Task brief: Copy out every record below, word for word.

— start Material provided —

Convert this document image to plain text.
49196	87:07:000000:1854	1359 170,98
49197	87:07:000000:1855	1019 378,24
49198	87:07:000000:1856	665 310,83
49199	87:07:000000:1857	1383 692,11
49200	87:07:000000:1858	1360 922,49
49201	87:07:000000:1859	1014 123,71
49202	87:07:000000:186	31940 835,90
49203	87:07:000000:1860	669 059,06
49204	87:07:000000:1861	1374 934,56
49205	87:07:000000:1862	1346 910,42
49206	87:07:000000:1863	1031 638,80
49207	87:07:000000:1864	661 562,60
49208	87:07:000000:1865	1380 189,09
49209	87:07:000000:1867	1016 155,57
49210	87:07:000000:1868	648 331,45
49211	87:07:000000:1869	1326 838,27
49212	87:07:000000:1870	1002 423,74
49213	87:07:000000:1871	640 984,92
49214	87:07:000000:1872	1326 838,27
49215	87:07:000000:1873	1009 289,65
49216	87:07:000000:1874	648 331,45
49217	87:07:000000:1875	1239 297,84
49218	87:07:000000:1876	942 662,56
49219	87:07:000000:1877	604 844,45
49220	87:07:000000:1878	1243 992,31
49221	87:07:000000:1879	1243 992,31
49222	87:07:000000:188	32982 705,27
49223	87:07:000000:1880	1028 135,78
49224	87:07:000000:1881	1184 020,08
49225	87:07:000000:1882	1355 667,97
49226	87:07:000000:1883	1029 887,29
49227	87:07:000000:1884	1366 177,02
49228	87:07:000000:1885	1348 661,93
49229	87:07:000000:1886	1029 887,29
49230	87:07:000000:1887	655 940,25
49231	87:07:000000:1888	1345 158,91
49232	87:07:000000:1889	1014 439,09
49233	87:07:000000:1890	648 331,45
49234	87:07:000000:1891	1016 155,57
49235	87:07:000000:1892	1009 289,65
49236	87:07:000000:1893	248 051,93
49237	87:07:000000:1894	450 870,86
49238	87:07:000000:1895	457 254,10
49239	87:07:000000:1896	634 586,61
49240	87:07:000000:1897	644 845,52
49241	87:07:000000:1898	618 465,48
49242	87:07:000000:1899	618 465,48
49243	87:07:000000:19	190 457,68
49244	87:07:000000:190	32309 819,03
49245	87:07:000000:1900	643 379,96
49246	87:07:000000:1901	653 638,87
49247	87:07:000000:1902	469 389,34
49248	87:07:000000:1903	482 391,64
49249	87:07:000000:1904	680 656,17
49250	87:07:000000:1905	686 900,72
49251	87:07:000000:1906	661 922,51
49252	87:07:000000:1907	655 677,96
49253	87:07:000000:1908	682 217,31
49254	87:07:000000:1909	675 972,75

— end Material provided —

The completed task:
Convert this document image to plain text.
49196	87:07:000000:1854	1359 170,98
49197	87:07:000000:1855	1019 378,24
49198	87:07:000000:1856	665 310,83
49199	87:07:000000:1857	1383 692,11
49200	87:07:000000:1858	1360 922,49
49201	87:07:000000:1859	1014 123,71
49202	87:07:000000:186	31940 835,90
49203	87:07:000000:1860	669 059,06
49204	87:07:000000:1861	1374 934,56
49205	87:07:000000:1862	1346 910,42
49206	87:07:000000:1863	1031 638,80
49207	87:07:000000:1864	661 562,60
49208	87:07:000000:1865	1380 189,09
49209	87:07:000000:1867	1016 155,57
49210	87:07:000000:1868	648 331,45
49211	87:07:000000:1869	1326 838,27
49212	87:07:000000:1870	1002 423,74
49213	87:07:000000:1871	640 984,92
49214	87:07:000000:1872	1326 838,27
49215	87:07:000000:1873	1009 289,65
49216	87:07:000000:1874	648 331,45
49217	87:07:000000:1875	1239 297,84
49218	87:07:000000:1876	942 662,56
49219	87:07:000000:1877	604 844,45
49220	87:07:000000:1878	1243 992,31
49221	87:07:000000:1879	1243 992,31
49222	87:07:000000:188	32982 705,27
49223	87:07:000000:1880	1028 135,78
49224	87:07:000000:1881	1184 020,08
49225	87:07:000000:1882	1355 667,97
49226	87:07:000000:1883	1029 887,29
49227	87:07:000000:1884	1366 177,02
49228	87:07:000000:1885	1348 661,93
49229	87:07:000000:1886	1029 887,29
49230	87:07:000000:1887	655 940,25
49231	87:07:000000:1888	1345 158,91
49232	87:07:000000:1889	1014 439,09
49233	87:07:000000:1890	648 331,45
49234	87:07:000000:1891	1016 155,57
49235	87:07:000000:1892	1009 289,65
49236	87:07:000000:1893	248 051,93
49237	87:07:000000:1894	450 870,86
49238	87:07:000000:1895	457 254,10
49239	87:07:000000:1896	634 586,61
49240	87:07:000000:1897	644 845,52
49241	87:07:000000:1898	618 465,48
49242	87:07:000000:1899	618 465,48
49243	87:07:000000:19	190 457,68
49244	87:07:000000:190	32309 819,03
49245	87:07:000000:1900	643 379,96
49246	87:07:000000:1901	653 638,87
49247	87:07:000000:1902	469 389,34
49248	87:07:000000:1903	482 391,64
49249	87:07:000000:1904	680 656,17
49250	87:07:000000:1905	686 900,72
49251	87:07:000000:1906	661 922,51
49252	87:07:000000:1907	655 677,96
49253	87:07:000000:1908	682 217,31
49254	87:07:000000:1909	675 972,75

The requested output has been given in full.